» **Exercise description**:
Look for "time" in the listing below. Gather each line that contains it.

» **Input rows**:
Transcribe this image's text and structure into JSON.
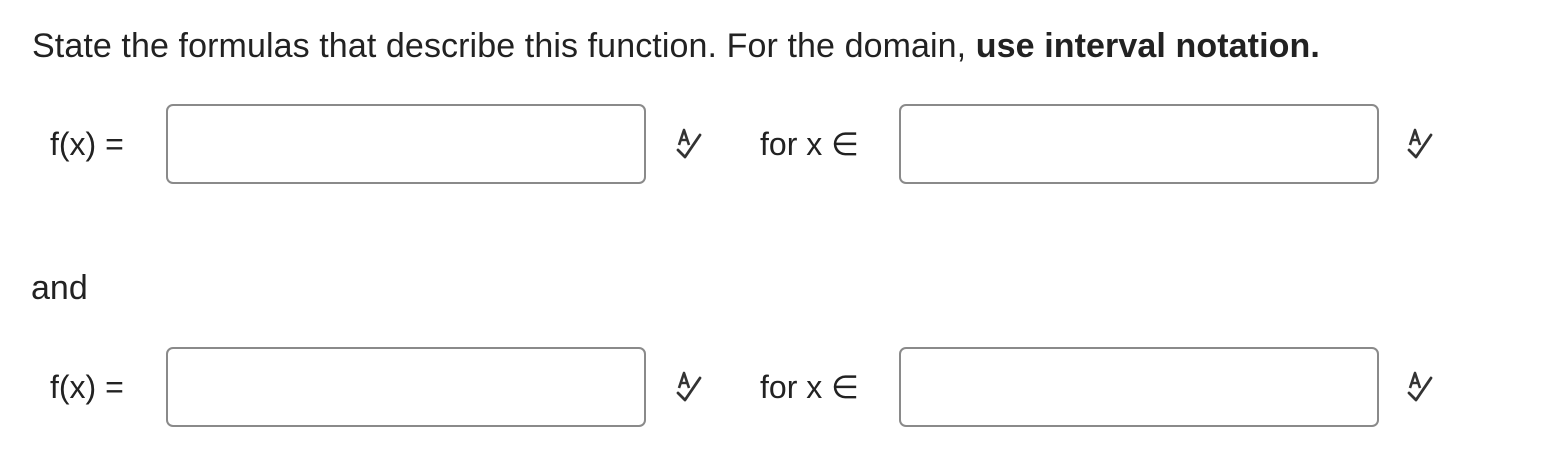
{
  "instruction": {
    "text": "State the formulas that describe this function.  For the domain, ",
    "emphasis": "use interval notation."
  },
  "pieces": [
    {
      "function_label": "f(x) =",
      "formula_value": "",
      "domain_label": "for x ∈",
      "domain_value": "",
      "formula_check_icon": "spellcheck-icon",
      "domain_check_icon": "spellcheck-icon"
    },
    {
      "function_label": "f(x) =",
      "formula_value": "",
      "domain_label": "for x ∈",
      "domain_value": "",
      "formula_check_icon": "spellcheck-icon",
      "domain_check_icon": "spellcheck-icon"
    }
  ],
  "connector": "and",
  "colors": {
    "text": "#222222",
    "input_border": "#8a8a8a",
    "icon": "#333333"
  }
}
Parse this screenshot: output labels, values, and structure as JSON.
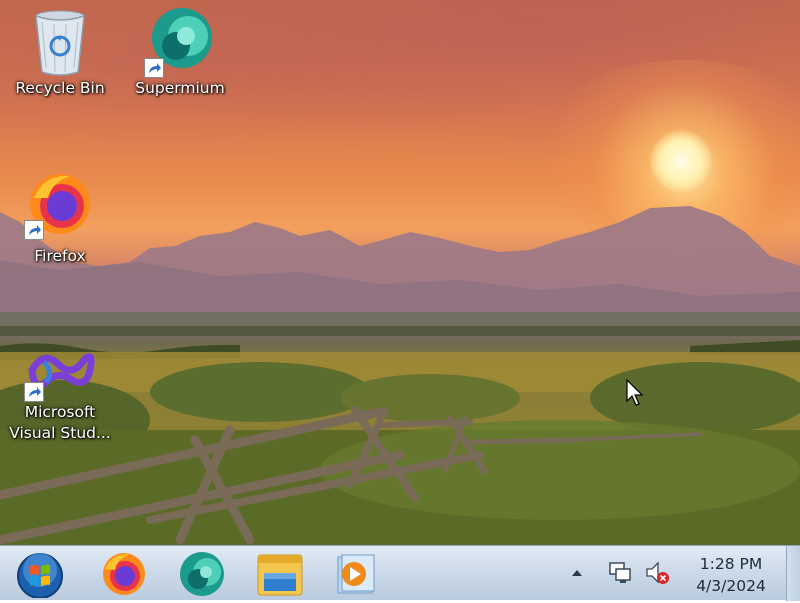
{
  "desktop": {
    "icons": [
      {
        "label": "Recycle Bin",
        "icon": "recycle-bin-icon"
      },
      {
        "label": "Supermium",
        "icon": "supermium-icon",
        "shortcut": true
      },
      {
        "label": "Firefox",
        "icon": "firefox-icon",
        "shortcut": true
      },
      {
        "label": "Microsoft Visual Stud...",
        "label_line1": "Microsoft",
        "label_line2": "Visual Stud...",
        "icon": "visual-studio-icon",
        "shortcut": true
      }
    ]
  },
  "taskbar": {
    "start": {
      "icon": "windows-start-orb-icon"
    },
    "pinned": [
      {
        "name": "Firefox",
        "icon": "firefox-icon"
      },
      {
        "name": "Supermium",
        "icon": "supermium-icon"
      },
      {
        "name": "Windows Explorer",
        "icon": "folder-explorer-icon"
      },
      {
        "name": "Windows Media Player",
        "icon": "media-player-icon"
      }
    ],
    "tray": {
      "icons": [
        "show-hidden-icons-arrow-icon",
        "network-icon",
        "volume-muted-icon"
      ],
      "time": "1:28 PM",
      "date": "4/3/2024"
    }
  },
  "colors": {
    "taskbar_top": "#e3ecf5",
    "taskbar_bottom": "#b9cbdd",
    "sky": "#e98a4e",
    "sun": "#fff2b0"
  }
}
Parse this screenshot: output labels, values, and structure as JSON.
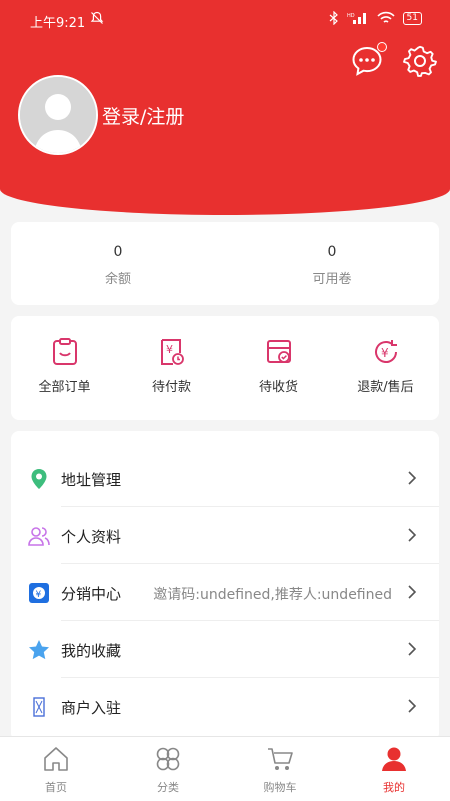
{
  "status_bar": {
    "time": "上午9:21",
    "battery": "51"
  },
  "header": {
    "login_label": "登录/注册"
  },
  "stats": [
    {
      "value": "0",
      "label": "余额"
    },
    {
      "value": "0",
      "label": "可用卷"
    }
  ],
  "orders": [
    {
      "label": "全部订单",
      "icon": "clipboard-icon"
    },
    {
      "label": "待付款",
      "icon": "yen-receipt-icon"
    },
    {
      "label": "待收货",
      "icon": "package-check-icon"
    },
    {
      "label": "退款/售后",
      "icon": "yen-refund-icon"
    }
  ],
  "menu": [
    {
      "label": "地址管理",
      "icon": "location-pin-icon",
      "extra": ""
    },
    {
      "label": "个人资料",
      "icon": "users-icon",
      "extra": ""
    },
    {
      "label": "分销中心",
      "icon": "distribution-icon",
      "extra": "邀请码:undefined,推荐人:undefined"
    },
    {
      "label": "我的收藏",
      "icon": "star-icon",
      "extra": ""
    },
    {
      "label": "商户入驻",
      "icon": "merchant-icon",
      "extra": ""
    }
  ],
  "tabs": [
    {
      "label": "首页",
      "icon": "home-icon"
    },
    {
      "label": "分类",
      "icon": "category-icon"
    },
    {
      "label": "购物车",
      "icon": "cart-icon"
    },
    {
      "label": "我的",
      "icon": "profile-icon",
      "active": true
    }
  ],
  "colors": {
    "brand": "#e8302f",
    "accent_pink": "#d9366b",
    "pin_green": "#3dbd7d",
    "star_blue": "#4aa3ee",
    "user_purple": "#c774e8",
    "dist_blue": "#1f6fe0"
  }
}
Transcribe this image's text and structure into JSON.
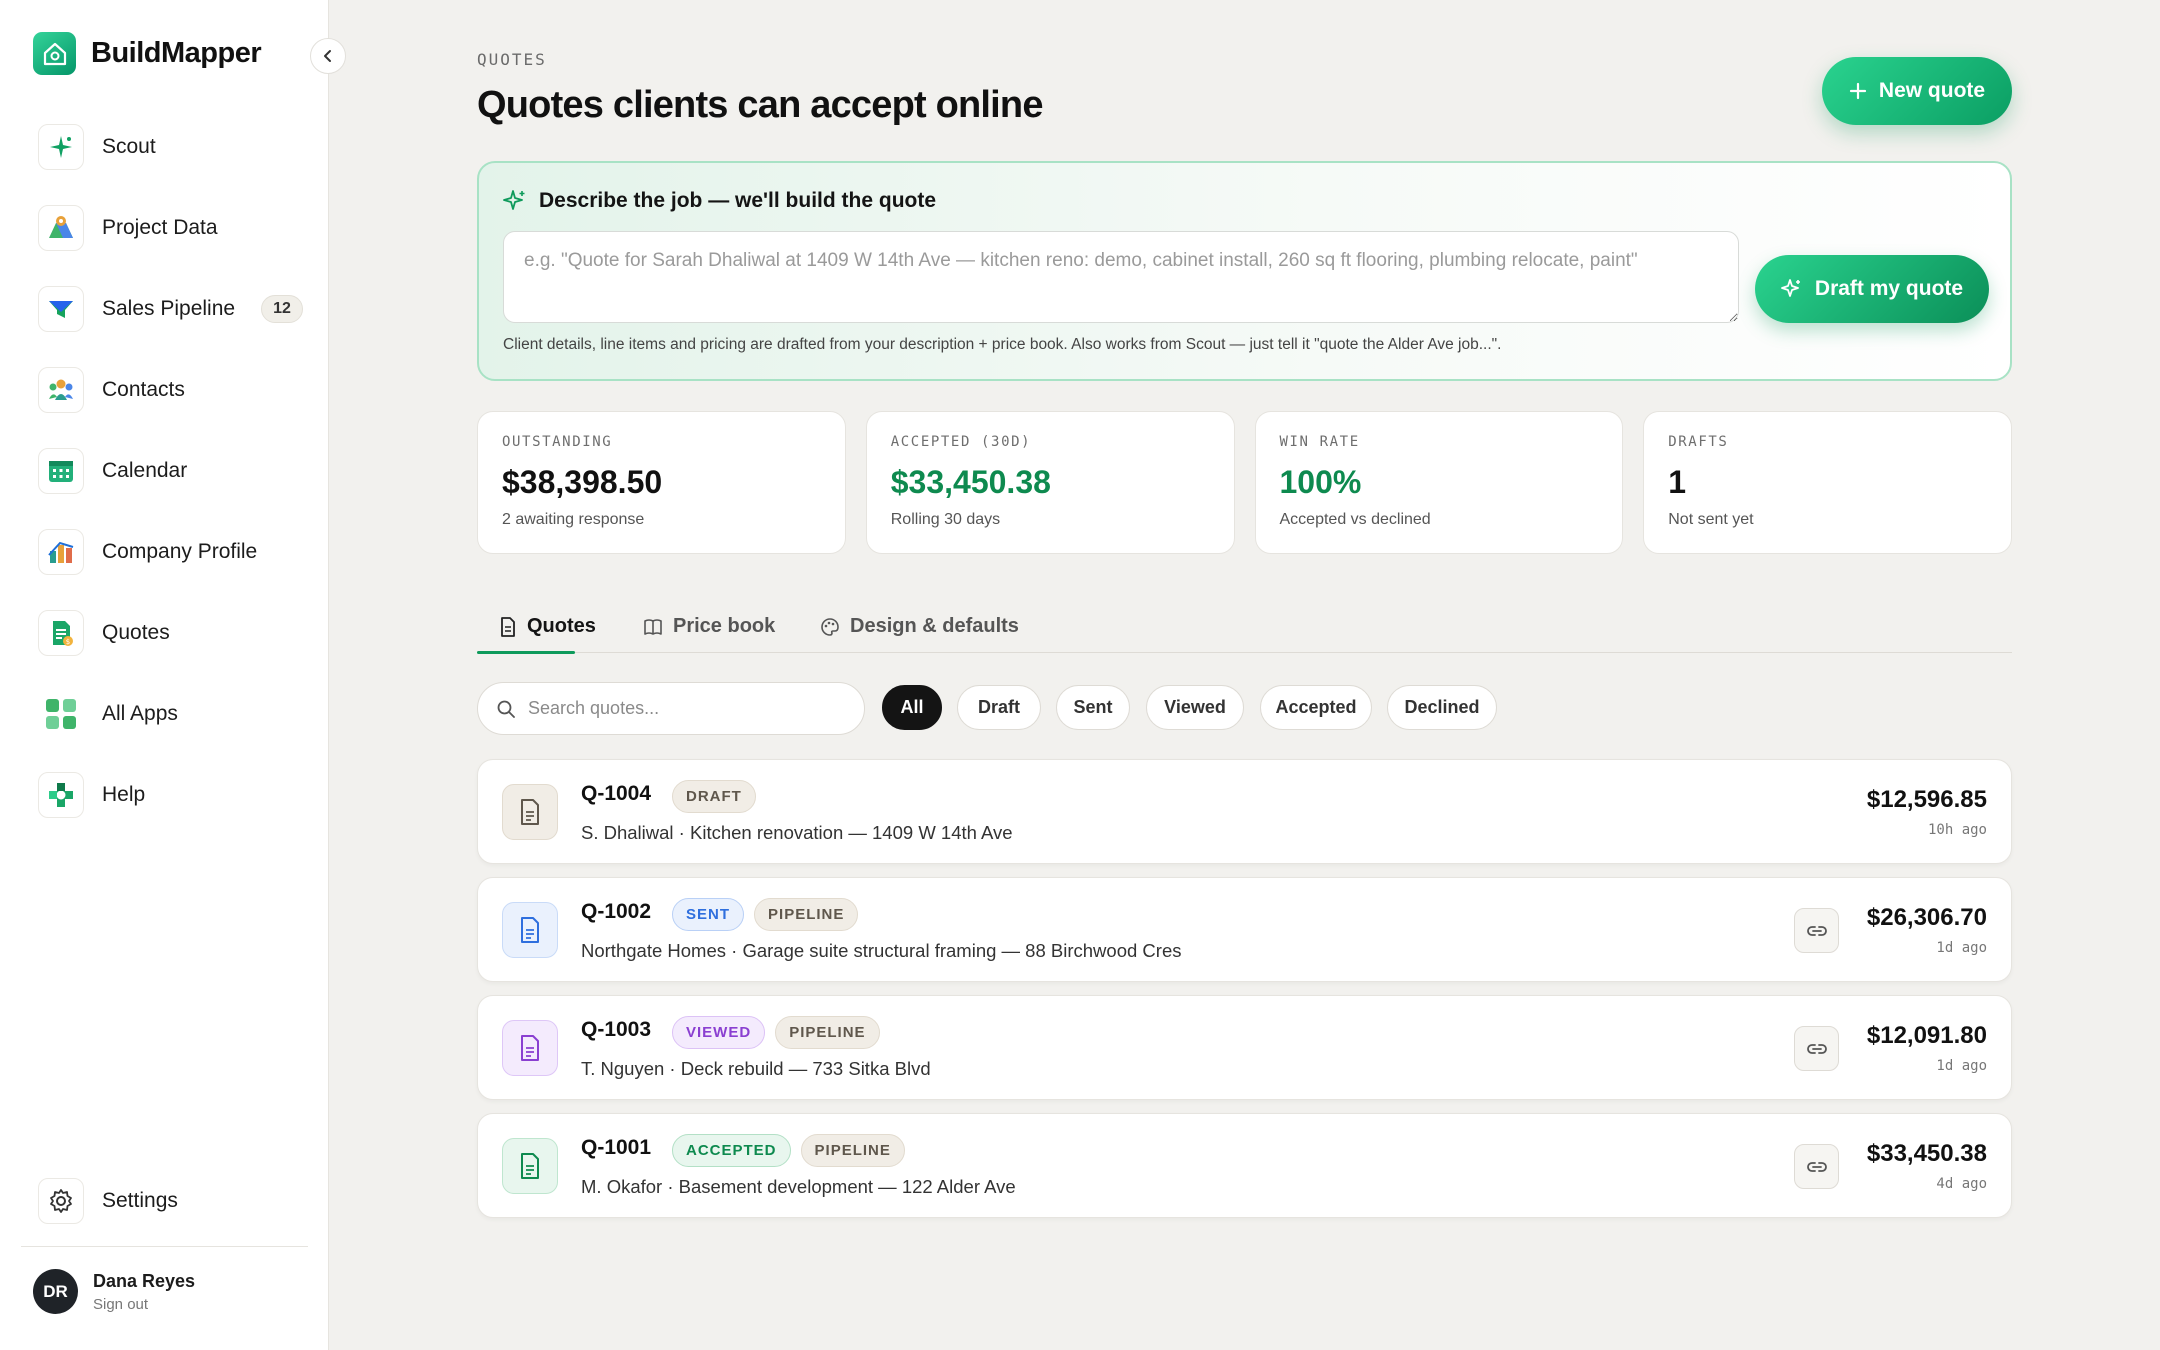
{
  "app": {
    "name": "BuildMapper"
  },
  "sidebar": {
    "items": [
      {
        "label": "Scout",
        "icon": "sparkle-icon"
      },
      {
        "label": "Project Data",
        "icon": "map-icon"
      },
      {
        "label": "Sales Pipeline",
        "icon": "funnel-icon",
        "badge": "12"
      },
      {
        "label": "Contacts",
        "icon": "people-icon"
      },
      {
        "label": "Calendar",
        "icon": "calendar-icon"
      },
      {
        "label": "Company Profile",
        "icon": "chart-icon"
      },
      {
        "label": "Quotes",
        "icon": "quote-doc-icon"
      },
      {
        "label": "All Apps",
        "icon": "grid-icon"
      },
      {
        "label": "Help",
        "icon": "help-icon"
      }
    ],
    "settings_label": "Settings",
    "user": {
      "initials": "DR",
      "name": "Dana Reyes",
      "action": "Sign out"
    }
  },
  "header": {
    "eyebrow": "QUOTES",
    "title": "Quotes clients can accept online",
    "new_quote_label": "New quote"
  },
  "ai_panel": {
    "heading": "Describe the job — we'll build the quote",
    "placeholder": "e.g. \"Quote for Sarah Dhaliwal at 1409 W 14th Ave — kitchen reno: demo, cabinet install, 260 sq ft flooring, plumbing relocate, paint\"",
    "button_label": "Draft my quote",
    "note": "Client details, line items and pricing are drafted from your description + price book. Also works from Scout — just tell it \"quote the Alder Ave job...\"."
  },
  "stats": [
    {
      "label": "OUTSTANDING",
      "value": "$38,398.50",
      "sub": "2 awaiting response"
    },
    {
      "label": "ACCEPTED (30D)",
      "value": "$33,450.38",
      "sub": "Rolling 30 days"
    },
    {
      "label": "WIN RATE",
      "value": "100%",
      "sub": "Accepted vs declined"
    },
    {
      "label": "DRAFTS",
      "value": "1",
      "sub": "Not sent yet"
    }
  ],
  "tabs": [
    {
      "label": "Quotes"
    },
    {
      "label": "Price book"
    },
    {
      "label": "Design & defaults"
    }
  ],
  "search": {
    "placeholder": "Search quotes..."
  },
  "filters": [
    "All",
    "Draft",
    "Sent",
    "Viewed",
    "Accepted",
    "Declined"
  ],
  "quotes": [
    {
      "id": "Q-1004",
      "status": "DRAFT",
      "pipeline": "",
      "client": "S. Dhaliwal",
      "description": "Kitchen renovation — 1409 W 14th Ave",
      "amount": "$12,596.85",
      "time": "10h ago"
    },
    {
      "id": "Q-1002",
      "status": "SENT",
      "pipeline": "PIPELINE",
      "client": "Northgate Homes",
      "description": "Garage suite structural framing — 88 Birchwood Cres",
      "amount": "$26,306.70",
      "time": "1d ago"
    },
    {
      "id": "Q-1003",
      "status": "VIEWED",
      "pipeline": "PIPELINE",
      "client": "T. Nguyen",
      "description": "Deck rebuild — 733 Sitka Blvd",
      "amount": "$12,091.80",
      "time": "1d ago"
    },
    {
      "id": "Q-1001",
      "status": "ACCEPTED",
      "pipeline": "PIPELINE",
      "client": "M. Okafor",
      "description": "Basement development — 122 Alder Ave",
      "amount": "$33,450.38",
      "time": "4d ago"
    }
  ],
  "colors": {
    "accent": "#0e9a5b",
    "draft": "#6b6357",
    "sent": "#2f6fde",
    "viewed": "#8a3fd1",
    "accepted": "#0e8a4f"
  }
}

» **Completed task**:
      "time": "1:28 PM",
    "time": "上午9:21",
      "time": "10h ago"
      "time": "1d ago"
      "time": "1d ago"
      "time": "4d ago"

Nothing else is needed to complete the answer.